— TASK INSTRUCTIONS —
Locate the string "grid" in the listing below. Copy every line where it is found.

Figure record listings
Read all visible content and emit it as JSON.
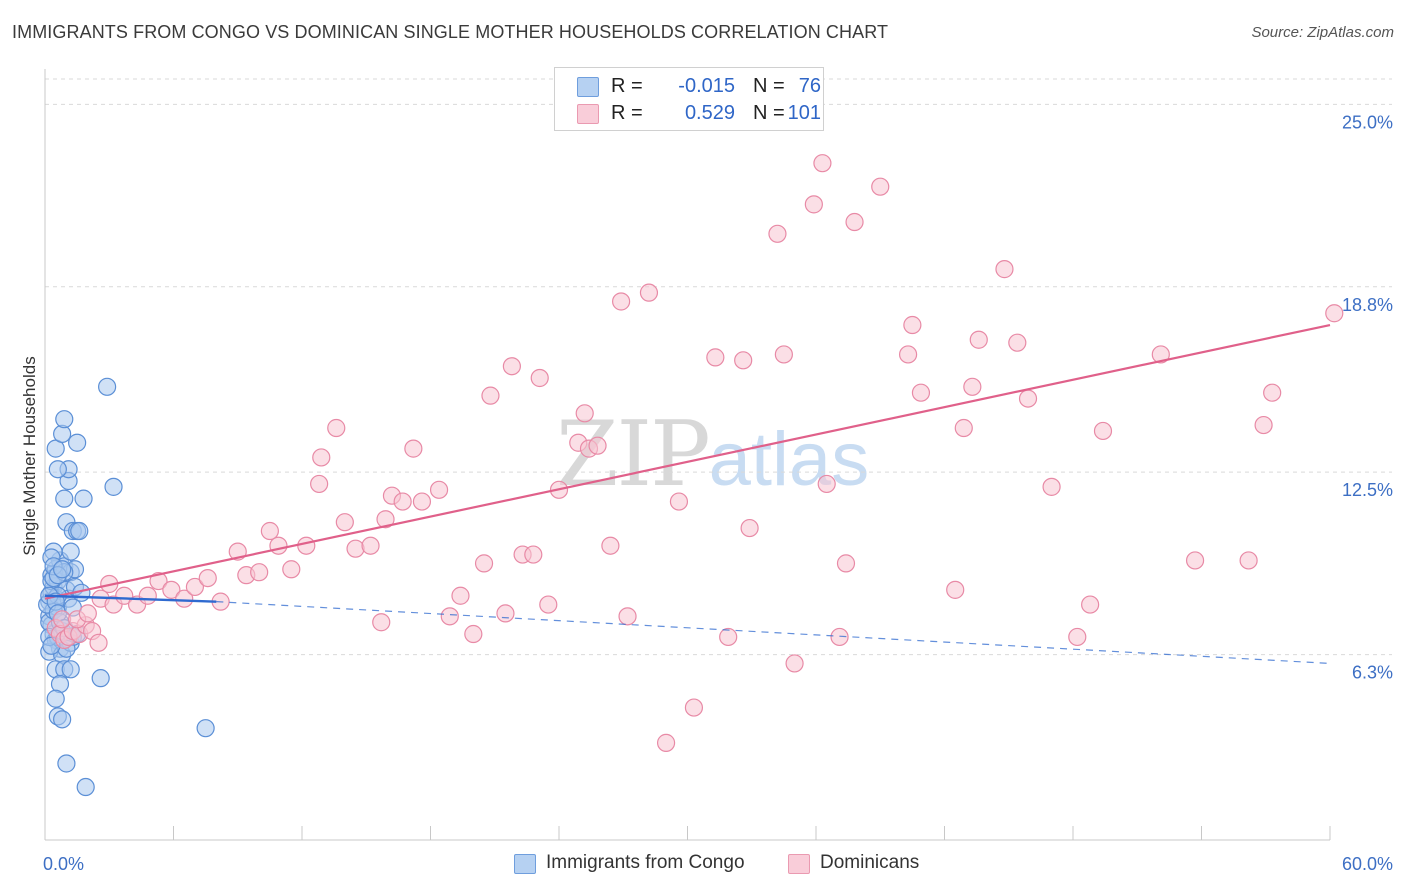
{
  "header": {
    "title": "IMMIGRANTS FROM CONGO VS DOMINICAN SINGLE MOTHER HOUSEHOLDS CORRELATION CHART",
    "source": "Source: ZipAtlas.com"
  },
  "legend": {
    "rows": [
      {
        "r_label": "R =",
        "r_value": "-0.015",
        "n_label": "N =",
        "n_value": "76"
      },
      {
        "r_label": "R =",
        "r_value": "0.529",
        "n_label": "N =",
        "n_value": "101"
      }
    ]
  },
  "watermark": {
    "part1": "ZIP",
    "part2": "atlas"
  },
  "colors": {
    "congo_fill": "#a9c8ef",
    "congo_stroke": "#5b8fd6",
    "congo_line": "#2f6ad0",
    "dom_fill": "#f7c4d2",
    "dom_stroke": "#e88aa6",
    "dom_line": "#e0608a",
    "grid": "#d9d9d9",
    "tick_label": "#3d6fc4"
  },
  "chart_data": {
    "type": "scatter",
    "title": "IMMIGRANTS FROM CONGO VS DOMINICAN SINGLE MOTHER HOUSEHOLDS CORRELATION CHART",
    "xlabel": "",
    "ylabel": "Single Mother Households",
    "xlim": [
      0,
      60
    ],
    "ylim": [
      0,
      26.2
    ],
    "x_tick_labels": [
      "0.0%",
      "60.0%"
    ],
    "y_ticks": [
      6.3,
      12.5,
      18.8,
      25.0
    ],
    "y_tick_labels": [
      "6.3%",
      "12.5%",
      "18.8%",
      "25.0%"
    ],
    "grid": "horizontal dashed",
    "legend_position": "top-center",
    "series": [
      {
        "name": "Immigrants from Congo",
        "R": -0.015,
        "N": 76,
        "trend": {
          "x": [
            0,
            8
          ],
          "y": [
            8.3,
            8.1
          ],
          "dashed_extension_to_x": 60,
          "y_at_end": 6.0
        },
        "points": [
          [
            0.2,
            8.1
          ],
          [
            0.3,
            8.4
          ],
          [
            0.4,
            8.6
          ],
          [
            0.2,
            7.6
          ],
          [
            0.5,
            8.2
          ],
          [
            0.6,
            7.9
          ],
          [
            0.3,
            7.3
          ],
          [
            0.4,
            7.0
          ],
          [
            0.5,
            6.8
          ],
          [
            0.7,
            6.5
          ],
          [
            0.2,
            6.4
          ],
          [
            0.8,
            6.3
          ],
          [
            0.6,
            6.9
          ],
          [
            0.3,
            9.0
          ],
          [
            0.5,
            9.2
          ],
          [
            0.7,
            9.5
          ],
          [
            0.4,
            9.8
          ],
          [
            0.9,
            9.3
          ],
          [
            0.6,
            8.8
          ],
          [
            1.0,
            8.5
          ],
          [
            1.1,
            8.2
          ],
          [
            1.2,
            9.1
          ],
          [
            1.4,
            9.2
          ],
          [
            1.2,
            9.8
          ],
          [
            1.0,
            10.8
          ],
          [
            1.3,
            10.5
          ],
          [
            1.5,
            10.5
          ],
          [
            1.6,
            10.5
          ],
          [
            0.9,
            11.6
          ],
          [
            1.8,
            11.6
          ],
          [
            1.1,
            12.2
          ],
          [
            1.1,
            12.6
          ],
          [
            0.6,
            12.6
          ],
          [
            0.5,
            13.3
          ],
          [
            0.8,
            13.8
          ],
          [
            1.5,
            13.5
          ],
          [
            0.9,
            14.3
          ],
          [
            2.9,
            15.4
          ],
          [
            3.2,
            12.0
          ],
          [
            0.2,
            7.4
          ],
          [
            0.4,
            7.8
          ],
          [
            0.1,
            8.0
          ],
          [
            0.3,
            8.8
          ],
          [
            0.6,
            8.3
          ],
          [
            0.8,
            7.1
          ],
          [
            1.2,
            6.7
          ],
          [
            1.3,
            6.9
          ],
          [
            1.5,
            7.0
          ],
          [
            0.5,
            5.8
          ],
          [
            0.9,
            5.8
          ],
          [
            1.2,
            5.8
          ],
          [
            0.7,
            5.3
          ],
          [
            2.6,
            5.5
          ],
          [
            0.5,
            4.8
          ],
          [
            0.6,
            4.2
          ],
          [
            0.8,
            4.1
          ],
          [
            7.5,
            3.8
          ],
          [
            1.0,
            2.6
          ],
          [
            1.9,
            1.8
          ],
          [
            0.3,
            9.6
          ],
          [
            0.4,
            8.9
          ],
          [
            0.9,
            9.1
          ],
          [
            1.4,
            8.6
          ],
          [
            0.2,
            6.9
          ],
          [
            0.7,
            7.4
          ],
          [
            1.0,
            6.5
          ],
          [
            0.2,
            8.3
          ],
          [
            0.5,
            8.1
          ],
          [
            0.6,
            7.7
          ],
          [
            0.3,
            6.6
          ],
          [
            0.9,
            7.2
          ],
          [
            1.3,
            7.9
          ],
          [
            0.4,
            9.3
          ],
          [
            0.6,
            9.0
          ],
          [
            1.7,
            8.4
          ],
          [
            0.8,
            9.2
          ]
        ]
      },
      {
        "name": "Dominicans",
        "R": 0.529,
        "N": 101,
        "trend": {
          "x": [
            0,
            60
          ],
          "y": [
            8.2,
            17.5
          ]
        },
        "points": [
          [
            0.5,
            7.2
          ],
          [
            0.7,
            7.0
          ],
          [
            0.9,
            6.8
          ],
          [
            1.1,
            6.9
          ],
          [
            1.3,
            7.1
          ],
          [
            1.6,
            7.0
          ],
          [
            1.9,
            7.3
          ],
          [
            2.2,
            7.1
          ],
          [
            2.5,
            6.7
          ],
          [
            0.8,
            7.5
          ],
          [
            1.5,
            7.5
          ],
          [
            2.0,
            7.7
          ],
          [
            2.6,
            8.2
          ],
          [
            3.2,
            8.0
          ],
          [
            3.7,
            8.3
          ],
          [
            4.3,
            8.0
          ],
          [
            4.8,
            8.3
          ],
          [
            5.3,
            8.8
          ],
          [
            5.9,
            8.5
          ],
          [
            6.5,
            8.2
          ],
          [
            7.0,
            8.6
          ],
          [
            7.6,
            8.9
          ],
          [
            8.2,
            8.1
          ],
          [
            9.0,
            9.8
          ],
          [
            9.4,
            9.0
          ],
          [
            10.0,
            9.1
          ],
          [
            10.5,
            10.5
          ],
          [
            10.9,
            10.0
          ],
          [
            11.5,
            9.2
          ],
          [
            12.2,
            10.0
          ],
          [
            12.8,
            12.1
          ],
          [
            12.9,
            13.0
          ],
          [
            13.6,
            14.0
          ],
          [
            14.0,
            10.8
          ],
          [
            14.5,
            9.9
          ],
          [
            15.2,
            10.0
          ],
          [
            15.7,
            7.4
          ],
          [
            15.9,
            10.9
          ],
          [
            16.2,
            11.7
          ],
          [
            16.7,
            11.5
          ],
          [
            17.2,
            13.3
          ],
          [
            17.6,
            11.5
          ],
          [
            18.4,
            11.9
          ],
          [
            18.9,
            7.6
          ],
          [
            19.4,
            8.3
          ],
          [
            20.0,
            7.0
          ],
          [
            20.5,
            9.4
          ],
          [
            20.8,
            15.1
          ],
          [
            21.5,
            7.7
          ],
          [
            21.8,
            16.1
          ],
          [
            22.3,
            9.7
          ],
          [
            22.8,
            9.7
          ],
          [
            23.1,
            15.7
          ],
          [
            23.5,
            8.0
          ],
          [
            24.0,
            11.9
          ],
          [
            24.9,
            13.5
          ],
          [
            25.2,
            14.5
          ],
          [
            25.4,
            13.3
          ],
          [
            25.8,
            13.4
          ],
          [
            26.4,
            10.0
          ],
          [
            26.9,
            18.3
          ],
          [
            27.2,
            7.6
          ],
          [
            28.2,
            18.6
          ],
          [
            29.0,
            3.3
          ],
          [
            29.6,
            11.5
          ],
          [
            30.3,
            4.5
          ],
          [
            31.3,
            16.4
          ],
          [
            31.9,
            6.9
          ],
          [
            32.6,
            16.3
          ],
          [
            32.9,
            10.6
          ],
          [
            34.2,
            20.6
          ],
          [
            34.5,
            16.5
          ],
          [
            35.0,
            6.0
          ],
          [
            35.9,
            21.6
          ],
          [
            36.3,
            23.0
          ],
          [
            36.5,
            12.1
          ],
          [
            37.1,
            6.9
          ],
          [
            37.4,
            9.4
          ],
          [
            37.8,
            21.0
          ],
          [
            39.0,
            22.2
          ],
          [
            40.3,
            16.5
          ],
          [
            40.5,
            17.5
          ],
          [
            40.9,
            15.2
          ],
          [
            42.5,
            8.5
          ],
          [
            42.9,
            14.0
          ],
          [
            43.3,
            15.4
          ],
          [
            43.6,
            17.0
          ],
          [
            44.8,
            19.4
          ],
          [
            45.4,
            16.9
          ],
          [
            45.9,
            15.0
          ],
          [
            47.0,
            12.0
          ],
          [
            48.2,
            6.9
          ],
          [
            48.8,
            8.0
          ],
          [
            49.4,
            13.9
          ],
          [
            52.1,
            16.5
          ],
          [
            53.7,
            9.5
          ],
          [
            56.2,
            9.5
          ],
          [
            56.9,
            14.1
          ],
          [
            57.3,
            15.2
          ],
          [
            60.2,
            17.9
          ],
          [
            3.0,
            8.7
          ]
        ]
      }
    ]
  },
  "bottom_legend": [
    {
      "label": "Immigrants from Congo"
    },
    {
      "label": "Dominicans"
    }
  ]
}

— TASK OUTPUT —
    "grid": "#d9d9d9",
    "grid": "horizontal dashed",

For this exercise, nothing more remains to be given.